INPUT MATERIAL →
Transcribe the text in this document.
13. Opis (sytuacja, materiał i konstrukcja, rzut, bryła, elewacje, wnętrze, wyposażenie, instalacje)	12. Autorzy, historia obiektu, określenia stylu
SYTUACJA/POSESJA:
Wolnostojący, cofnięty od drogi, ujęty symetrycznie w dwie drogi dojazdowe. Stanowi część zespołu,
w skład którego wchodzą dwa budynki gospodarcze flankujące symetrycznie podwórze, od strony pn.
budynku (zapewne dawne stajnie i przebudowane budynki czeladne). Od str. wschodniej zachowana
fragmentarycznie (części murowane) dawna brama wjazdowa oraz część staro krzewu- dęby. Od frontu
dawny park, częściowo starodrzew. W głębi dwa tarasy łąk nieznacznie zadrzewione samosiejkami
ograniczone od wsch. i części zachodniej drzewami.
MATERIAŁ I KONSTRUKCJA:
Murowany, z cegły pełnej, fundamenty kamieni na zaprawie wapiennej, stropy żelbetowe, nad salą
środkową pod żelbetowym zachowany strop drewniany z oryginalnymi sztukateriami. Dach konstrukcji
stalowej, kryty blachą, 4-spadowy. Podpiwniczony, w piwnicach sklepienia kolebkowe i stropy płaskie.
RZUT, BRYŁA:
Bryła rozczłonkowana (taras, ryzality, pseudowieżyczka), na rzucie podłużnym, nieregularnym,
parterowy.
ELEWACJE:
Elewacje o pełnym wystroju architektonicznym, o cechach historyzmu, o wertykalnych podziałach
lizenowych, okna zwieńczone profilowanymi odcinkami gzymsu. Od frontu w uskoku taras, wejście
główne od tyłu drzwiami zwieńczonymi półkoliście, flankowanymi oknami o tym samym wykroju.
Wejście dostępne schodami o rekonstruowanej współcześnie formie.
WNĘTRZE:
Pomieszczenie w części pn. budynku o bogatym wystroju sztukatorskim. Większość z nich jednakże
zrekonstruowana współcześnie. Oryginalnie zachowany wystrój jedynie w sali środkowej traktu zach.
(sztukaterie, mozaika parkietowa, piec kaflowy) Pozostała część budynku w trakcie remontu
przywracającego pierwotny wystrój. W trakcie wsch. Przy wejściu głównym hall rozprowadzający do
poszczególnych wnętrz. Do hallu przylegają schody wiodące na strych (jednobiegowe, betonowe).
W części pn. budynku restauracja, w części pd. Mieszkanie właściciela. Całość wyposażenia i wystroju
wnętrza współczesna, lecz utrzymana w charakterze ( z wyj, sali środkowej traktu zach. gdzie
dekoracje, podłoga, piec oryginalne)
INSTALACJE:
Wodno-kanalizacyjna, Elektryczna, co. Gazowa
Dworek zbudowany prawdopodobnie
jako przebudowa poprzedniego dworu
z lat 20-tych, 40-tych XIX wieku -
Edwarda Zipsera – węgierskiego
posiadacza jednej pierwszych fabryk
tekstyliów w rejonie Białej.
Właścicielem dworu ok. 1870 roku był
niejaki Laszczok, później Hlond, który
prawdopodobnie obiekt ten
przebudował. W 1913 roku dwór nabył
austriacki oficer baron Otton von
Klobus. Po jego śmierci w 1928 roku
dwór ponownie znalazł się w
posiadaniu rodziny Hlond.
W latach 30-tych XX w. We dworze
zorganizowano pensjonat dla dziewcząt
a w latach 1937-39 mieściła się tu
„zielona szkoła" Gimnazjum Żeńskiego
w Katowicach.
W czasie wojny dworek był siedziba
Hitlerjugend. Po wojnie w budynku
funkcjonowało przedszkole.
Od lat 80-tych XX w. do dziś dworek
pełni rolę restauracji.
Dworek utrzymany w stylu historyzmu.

WHAT IS BEING ASKED → Tally up the lines holding the word "roku" in the data above, and answer with that figure only.

WRITTEN RESPONSE → 3